◆ Exercise details:
Count how many lines hold the word "pillars" and give that number as the whole answer.
------ Entries supplied
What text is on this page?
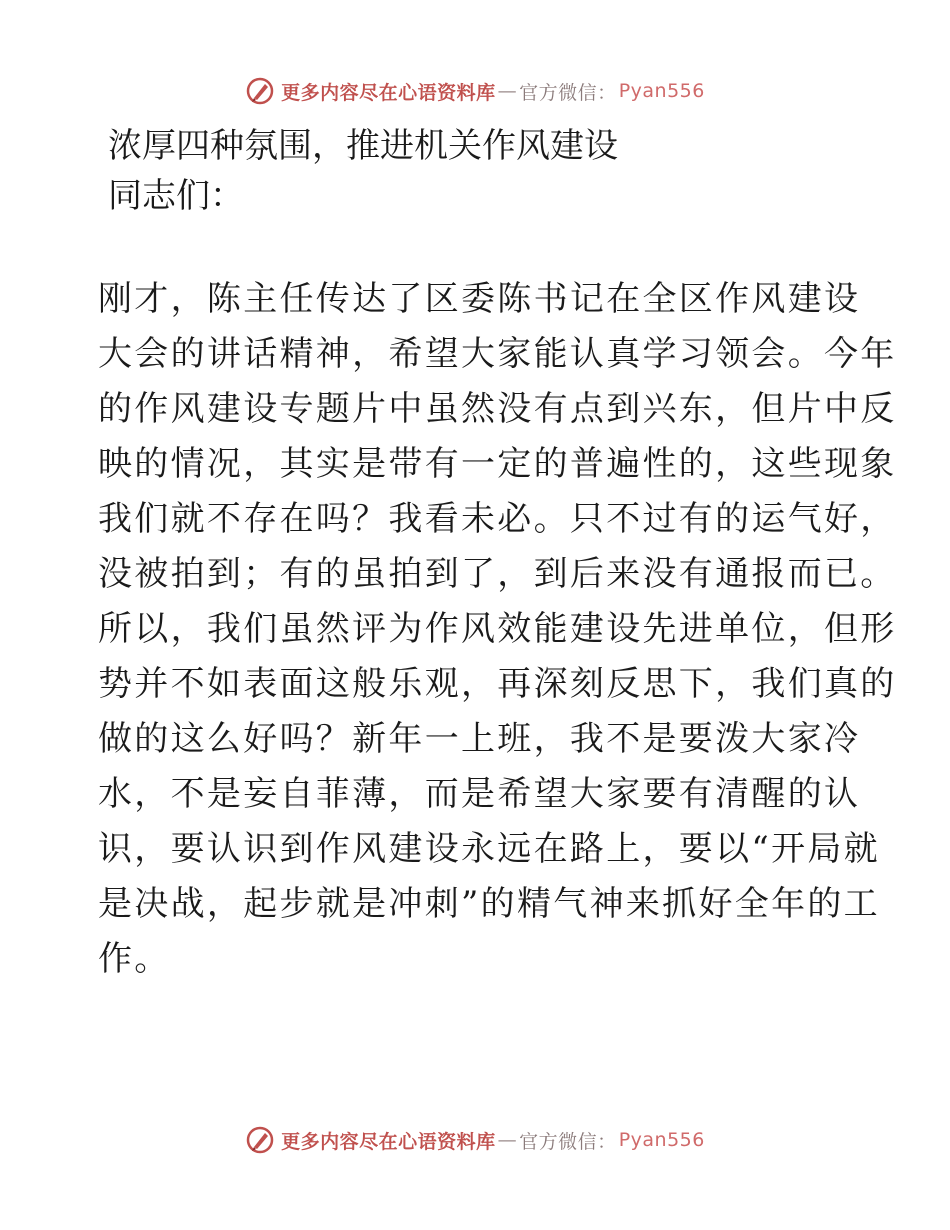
更多内容尽在心语资料库 — 官方微信： Pyan556
浓厚四种氛围，推进机关作风建设

同志们：

刚才，陈主任传达了区委陈书记在全区作风建设
大会的讲话精神，希望大家能认真学习领会。今年
的作风建设专题片中虽然没有点到兴东，但片中反
映的情况，其实是带有一定的普遍性的，这些现象
我们就不存在吗？我看未必。只不过有的运气好，
没被拍到；有的虽拍到了，到后来没有通报而已。
所以，我们虽然评为作风效能建设先进单位，但形
势并不如表面这般乐观，再深刻反思下，我们真的
做的这么好吗？新年一上班，我不是要泼大家冷
水，不是妄自菲薄，而是希望大家要有清醒的认
识，要认识到作风建设永远在路上，要以“开局就
是决战，起步就是冲刺”的精气神来抓好全年的工
作。
更多内容尽在心语资料库 — 官方微信： Pyan556
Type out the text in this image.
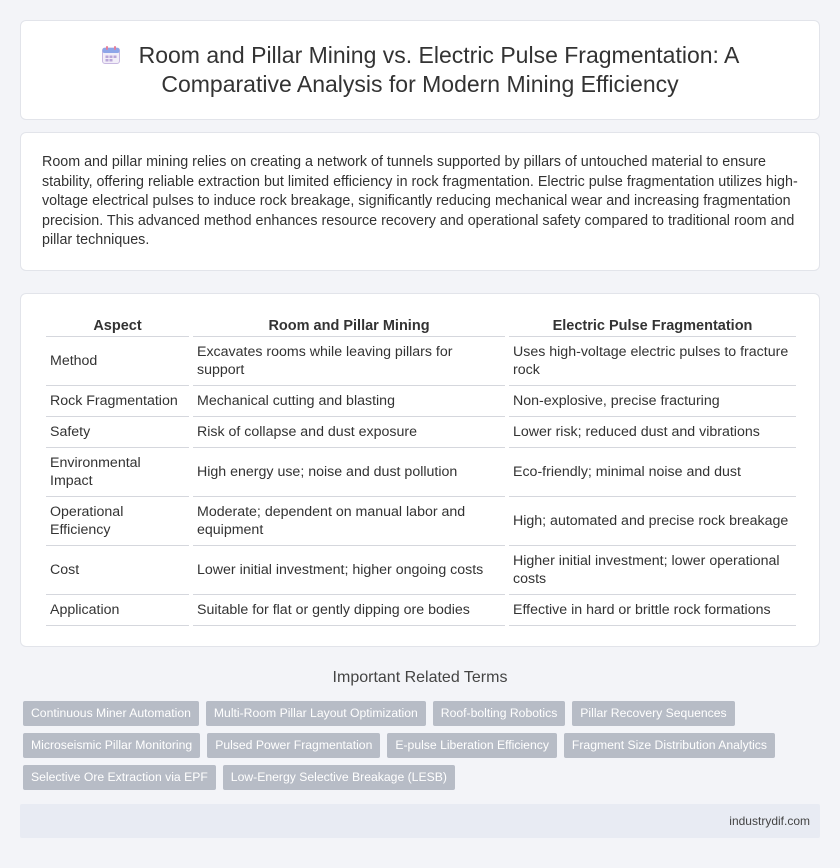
Room and Pillar Mining vs. Electric Pulse Fragmentation: A Comparative Analysis for Modern Mining Efficiency

Room and pillar mining relies on creating a network of tunnels supported by pillars of untouched material to ensure stability, offering reliable extraction but limited efficiency in rock fragmentation. Electric pulse fragmentation utilizes high-voltage electrical pulses to induce rock breakage, significantly reducing mechanical wear and increasing fragmentation precision. This advanced method enhances resource recovery and operational safety compared to traditional room and pillar techniques.

Aspect	Room and Pillar Mining	Electric Pulse Fragmentation
Method	Excavates rooms while leaving pillars for support	Uses high-voltage electric pulses to fracture rock
Rock Fragmentation	Mechanical cutting and blasting	Non-explosive, precise fracturing
Safety	Risk of collapse and dust exposure	Lower risk; reduced dust and vibrations
Environmental Impact	High energy use; noise and dust pollution	Eco-friendly; minimal noise and dust
Operational Efficiency	Moderate; dependent on manual labor and equipment	High; automated and precise rock breakage
Cost	Lower initial investment; higher ongoing costs	Higher initial investment; lower operational costs
Application	Suitable for flat or gently dipping ore bodies	Effective in hard or brittle rock formations
Important Related Terms
Continuous Miner Automation	Multi-Room Pillar Layout Optimization	Roof-bolting Robotics	Pillar Recovery Sequences
Microseismic Pillar Monitoring	Pulsed Power Fragmentation	E-pulse Liberation Efficiency	Fragment Size Distribution Analytics
Selective Ore Extraction via EPF	Low-Energy Selective Breakage (LESB)
industrydif.com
------------
◆ Result below:
2